Problem requirements
The line containing "What data populates" and every line after it, through the last, are to be extracted exactly; no other lines belong in the answer.

Records for processing
* * * *
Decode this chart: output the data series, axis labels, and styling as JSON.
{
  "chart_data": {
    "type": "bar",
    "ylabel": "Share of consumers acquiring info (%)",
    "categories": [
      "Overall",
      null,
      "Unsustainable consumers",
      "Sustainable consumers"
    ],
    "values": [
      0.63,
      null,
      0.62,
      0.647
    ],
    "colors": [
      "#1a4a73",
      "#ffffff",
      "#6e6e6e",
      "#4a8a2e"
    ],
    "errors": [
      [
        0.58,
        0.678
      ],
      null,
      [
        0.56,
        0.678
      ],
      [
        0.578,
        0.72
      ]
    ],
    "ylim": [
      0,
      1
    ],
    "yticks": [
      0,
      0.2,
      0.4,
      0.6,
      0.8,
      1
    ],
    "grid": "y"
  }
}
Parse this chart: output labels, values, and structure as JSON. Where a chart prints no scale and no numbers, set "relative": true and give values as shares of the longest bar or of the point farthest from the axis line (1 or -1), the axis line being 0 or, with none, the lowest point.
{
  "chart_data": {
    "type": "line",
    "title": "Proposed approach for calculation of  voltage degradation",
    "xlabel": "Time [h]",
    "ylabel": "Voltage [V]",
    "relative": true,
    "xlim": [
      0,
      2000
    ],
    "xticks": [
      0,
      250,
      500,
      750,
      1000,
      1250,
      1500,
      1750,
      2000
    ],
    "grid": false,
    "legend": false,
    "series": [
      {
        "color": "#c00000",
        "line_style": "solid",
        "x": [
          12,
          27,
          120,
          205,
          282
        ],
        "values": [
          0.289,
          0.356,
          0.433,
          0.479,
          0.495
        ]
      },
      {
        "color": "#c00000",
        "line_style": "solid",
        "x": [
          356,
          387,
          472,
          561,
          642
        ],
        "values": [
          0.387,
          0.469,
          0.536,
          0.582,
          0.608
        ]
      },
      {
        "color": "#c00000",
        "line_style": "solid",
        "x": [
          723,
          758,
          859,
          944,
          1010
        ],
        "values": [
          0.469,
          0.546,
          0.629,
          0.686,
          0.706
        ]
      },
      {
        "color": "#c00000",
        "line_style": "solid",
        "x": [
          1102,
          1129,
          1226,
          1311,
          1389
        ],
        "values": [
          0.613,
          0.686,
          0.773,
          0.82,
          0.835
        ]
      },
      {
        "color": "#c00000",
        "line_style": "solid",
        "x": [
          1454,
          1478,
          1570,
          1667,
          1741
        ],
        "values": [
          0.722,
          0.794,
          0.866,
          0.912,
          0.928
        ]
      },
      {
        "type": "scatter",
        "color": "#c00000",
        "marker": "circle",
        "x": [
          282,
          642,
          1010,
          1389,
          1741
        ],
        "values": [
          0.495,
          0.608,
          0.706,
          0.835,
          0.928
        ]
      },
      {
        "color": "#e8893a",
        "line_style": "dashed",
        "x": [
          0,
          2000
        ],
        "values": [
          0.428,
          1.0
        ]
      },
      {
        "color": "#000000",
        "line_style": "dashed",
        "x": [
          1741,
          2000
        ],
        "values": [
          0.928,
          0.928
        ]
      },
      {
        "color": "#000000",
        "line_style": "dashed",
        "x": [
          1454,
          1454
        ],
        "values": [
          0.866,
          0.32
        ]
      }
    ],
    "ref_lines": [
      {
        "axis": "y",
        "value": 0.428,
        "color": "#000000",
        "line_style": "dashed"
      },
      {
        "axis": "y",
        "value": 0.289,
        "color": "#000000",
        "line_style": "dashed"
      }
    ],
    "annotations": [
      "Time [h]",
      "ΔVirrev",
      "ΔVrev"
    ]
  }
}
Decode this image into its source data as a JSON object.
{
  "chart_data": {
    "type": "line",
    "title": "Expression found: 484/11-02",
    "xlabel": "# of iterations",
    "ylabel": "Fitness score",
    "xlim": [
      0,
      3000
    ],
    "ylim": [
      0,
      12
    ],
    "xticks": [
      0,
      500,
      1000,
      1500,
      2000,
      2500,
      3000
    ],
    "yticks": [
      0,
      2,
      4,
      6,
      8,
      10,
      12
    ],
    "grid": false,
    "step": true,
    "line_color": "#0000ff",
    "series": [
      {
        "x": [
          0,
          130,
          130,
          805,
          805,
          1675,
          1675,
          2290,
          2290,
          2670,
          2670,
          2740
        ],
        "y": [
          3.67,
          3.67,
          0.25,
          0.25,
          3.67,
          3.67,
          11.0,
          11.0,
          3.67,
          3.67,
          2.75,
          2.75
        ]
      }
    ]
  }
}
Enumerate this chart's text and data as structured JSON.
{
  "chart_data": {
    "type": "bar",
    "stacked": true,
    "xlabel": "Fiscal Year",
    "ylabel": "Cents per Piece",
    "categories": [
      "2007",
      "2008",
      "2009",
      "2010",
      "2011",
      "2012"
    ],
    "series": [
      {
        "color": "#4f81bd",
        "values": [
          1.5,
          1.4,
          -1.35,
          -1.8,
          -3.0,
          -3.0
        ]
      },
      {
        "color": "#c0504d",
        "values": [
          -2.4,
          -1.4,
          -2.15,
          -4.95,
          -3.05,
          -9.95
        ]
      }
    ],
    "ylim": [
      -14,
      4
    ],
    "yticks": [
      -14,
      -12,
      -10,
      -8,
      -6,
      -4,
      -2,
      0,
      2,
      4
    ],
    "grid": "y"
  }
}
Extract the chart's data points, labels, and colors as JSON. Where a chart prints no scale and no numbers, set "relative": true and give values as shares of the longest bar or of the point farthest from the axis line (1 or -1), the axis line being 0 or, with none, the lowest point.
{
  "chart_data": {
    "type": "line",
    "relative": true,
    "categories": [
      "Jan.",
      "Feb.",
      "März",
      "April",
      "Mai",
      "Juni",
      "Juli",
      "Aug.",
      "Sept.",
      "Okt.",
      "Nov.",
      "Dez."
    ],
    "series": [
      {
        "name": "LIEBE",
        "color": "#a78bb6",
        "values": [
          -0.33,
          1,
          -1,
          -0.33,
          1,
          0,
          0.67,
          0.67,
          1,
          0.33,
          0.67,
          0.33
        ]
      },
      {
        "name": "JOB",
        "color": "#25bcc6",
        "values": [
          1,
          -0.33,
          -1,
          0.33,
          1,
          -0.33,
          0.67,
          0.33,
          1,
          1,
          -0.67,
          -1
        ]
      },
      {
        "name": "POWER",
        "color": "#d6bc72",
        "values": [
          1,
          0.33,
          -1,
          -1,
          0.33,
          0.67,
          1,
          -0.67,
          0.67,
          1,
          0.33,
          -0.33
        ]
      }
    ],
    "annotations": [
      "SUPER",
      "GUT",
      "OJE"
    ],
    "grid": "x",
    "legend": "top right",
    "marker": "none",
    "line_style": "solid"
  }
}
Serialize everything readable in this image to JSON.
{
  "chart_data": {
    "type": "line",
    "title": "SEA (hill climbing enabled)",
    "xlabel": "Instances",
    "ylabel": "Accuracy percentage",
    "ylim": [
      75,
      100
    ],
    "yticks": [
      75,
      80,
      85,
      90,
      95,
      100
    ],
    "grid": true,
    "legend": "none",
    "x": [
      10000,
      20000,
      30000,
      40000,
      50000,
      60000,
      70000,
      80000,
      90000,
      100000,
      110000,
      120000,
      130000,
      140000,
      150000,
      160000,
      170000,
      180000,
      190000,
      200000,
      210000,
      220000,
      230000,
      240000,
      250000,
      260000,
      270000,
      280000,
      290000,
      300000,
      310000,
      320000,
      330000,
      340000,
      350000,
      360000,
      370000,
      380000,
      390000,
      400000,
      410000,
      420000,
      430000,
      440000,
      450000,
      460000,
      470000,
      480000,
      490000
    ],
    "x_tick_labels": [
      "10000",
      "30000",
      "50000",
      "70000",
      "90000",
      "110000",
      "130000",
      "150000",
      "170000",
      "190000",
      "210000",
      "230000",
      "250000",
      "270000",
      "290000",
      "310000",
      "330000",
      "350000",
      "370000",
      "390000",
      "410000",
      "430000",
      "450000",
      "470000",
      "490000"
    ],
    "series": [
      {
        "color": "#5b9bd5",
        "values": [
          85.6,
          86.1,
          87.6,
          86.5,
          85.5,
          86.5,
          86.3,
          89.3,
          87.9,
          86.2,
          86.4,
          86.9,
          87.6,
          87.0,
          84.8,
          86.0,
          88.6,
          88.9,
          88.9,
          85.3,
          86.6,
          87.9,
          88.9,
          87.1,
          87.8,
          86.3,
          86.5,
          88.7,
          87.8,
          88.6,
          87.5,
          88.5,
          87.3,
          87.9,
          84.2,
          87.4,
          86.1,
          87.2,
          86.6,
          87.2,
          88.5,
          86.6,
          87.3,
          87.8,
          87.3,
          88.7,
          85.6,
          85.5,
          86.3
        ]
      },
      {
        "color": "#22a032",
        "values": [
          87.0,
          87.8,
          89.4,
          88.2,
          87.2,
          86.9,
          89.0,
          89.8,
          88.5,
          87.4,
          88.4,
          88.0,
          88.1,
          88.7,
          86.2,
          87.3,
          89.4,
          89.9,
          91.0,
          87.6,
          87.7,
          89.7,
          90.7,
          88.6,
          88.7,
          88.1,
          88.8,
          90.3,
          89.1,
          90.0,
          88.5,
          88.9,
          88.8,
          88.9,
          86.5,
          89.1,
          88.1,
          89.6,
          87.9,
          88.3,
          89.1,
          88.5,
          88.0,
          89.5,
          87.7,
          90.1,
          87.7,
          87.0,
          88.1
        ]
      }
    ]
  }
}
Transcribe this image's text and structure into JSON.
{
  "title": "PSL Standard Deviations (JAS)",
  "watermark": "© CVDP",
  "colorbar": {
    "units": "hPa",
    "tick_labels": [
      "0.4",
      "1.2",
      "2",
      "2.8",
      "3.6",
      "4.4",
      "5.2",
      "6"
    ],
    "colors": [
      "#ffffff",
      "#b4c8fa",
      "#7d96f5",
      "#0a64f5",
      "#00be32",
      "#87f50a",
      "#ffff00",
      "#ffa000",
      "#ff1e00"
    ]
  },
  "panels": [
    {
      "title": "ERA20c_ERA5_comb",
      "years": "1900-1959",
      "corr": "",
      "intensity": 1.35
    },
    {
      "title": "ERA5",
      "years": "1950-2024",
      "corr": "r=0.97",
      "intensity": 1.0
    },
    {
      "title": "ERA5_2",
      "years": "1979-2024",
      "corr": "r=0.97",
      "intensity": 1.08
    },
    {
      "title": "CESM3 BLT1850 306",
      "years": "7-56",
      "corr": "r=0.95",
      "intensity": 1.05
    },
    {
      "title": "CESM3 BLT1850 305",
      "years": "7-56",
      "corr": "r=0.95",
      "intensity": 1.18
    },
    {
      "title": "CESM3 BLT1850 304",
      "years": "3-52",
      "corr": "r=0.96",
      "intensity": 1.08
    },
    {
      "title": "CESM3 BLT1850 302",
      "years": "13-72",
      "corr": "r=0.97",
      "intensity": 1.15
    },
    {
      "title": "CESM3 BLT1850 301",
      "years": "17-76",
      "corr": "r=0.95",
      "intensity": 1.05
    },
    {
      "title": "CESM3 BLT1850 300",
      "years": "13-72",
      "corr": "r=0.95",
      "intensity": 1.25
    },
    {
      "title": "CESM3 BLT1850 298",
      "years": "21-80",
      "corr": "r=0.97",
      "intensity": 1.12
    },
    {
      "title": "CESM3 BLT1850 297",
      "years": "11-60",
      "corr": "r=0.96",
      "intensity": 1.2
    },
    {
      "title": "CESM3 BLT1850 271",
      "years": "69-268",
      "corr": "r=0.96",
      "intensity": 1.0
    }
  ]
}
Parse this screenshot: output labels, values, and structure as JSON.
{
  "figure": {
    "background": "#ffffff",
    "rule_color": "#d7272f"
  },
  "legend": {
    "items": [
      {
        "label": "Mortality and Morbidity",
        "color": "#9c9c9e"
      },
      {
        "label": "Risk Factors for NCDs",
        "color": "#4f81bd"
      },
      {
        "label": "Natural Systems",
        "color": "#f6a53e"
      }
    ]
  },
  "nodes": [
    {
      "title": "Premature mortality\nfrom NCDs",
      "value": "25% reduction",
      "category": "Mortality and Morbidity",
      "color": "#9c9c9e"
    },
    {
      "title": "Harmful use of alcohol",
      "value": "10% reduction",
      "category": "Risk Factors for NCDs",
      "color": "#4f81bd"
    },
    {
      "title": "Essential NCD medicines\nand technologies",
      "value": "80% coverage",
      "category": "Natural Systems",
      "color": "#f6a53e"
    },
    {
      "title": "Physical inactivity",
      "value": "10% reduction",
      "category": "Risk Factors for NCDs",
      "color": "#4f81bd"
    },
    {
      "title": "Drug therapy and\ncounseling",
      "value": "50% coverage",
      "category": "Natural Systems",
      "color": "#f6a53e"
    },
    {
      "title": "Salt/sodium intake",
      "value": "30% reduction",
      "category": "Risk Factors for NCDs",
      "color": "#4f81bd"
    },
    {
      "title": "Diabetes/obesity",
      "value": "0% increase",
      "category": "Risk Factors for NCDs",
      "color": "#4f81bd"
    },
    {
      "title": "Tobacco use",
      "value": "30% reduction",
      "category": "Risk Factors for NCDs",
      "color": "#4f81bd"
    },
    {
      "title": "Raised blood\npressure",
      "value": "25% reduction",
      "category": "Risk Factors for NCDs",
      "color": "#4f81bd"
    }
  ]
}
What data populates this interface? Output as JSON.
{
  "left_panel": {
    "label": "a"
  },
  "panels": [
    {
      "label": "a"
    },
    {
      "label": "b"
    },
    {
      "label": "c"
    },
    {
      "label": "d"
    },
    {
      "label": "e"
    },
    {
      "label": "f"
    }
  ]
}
* * * *
Answer to the exercise
What data populates this interface? Output as JSON.
{
  "left_panel": {
    "label": "a"
  },
  "panels": [
    {
      "label": "a"
    },
    {
      "label": "b"
    },
    {
      "label": "c"
    },
    {
      "label": "d"
    },
    {
      "label": "e"
    },
    {
      "label": "f"
    }
  ]
}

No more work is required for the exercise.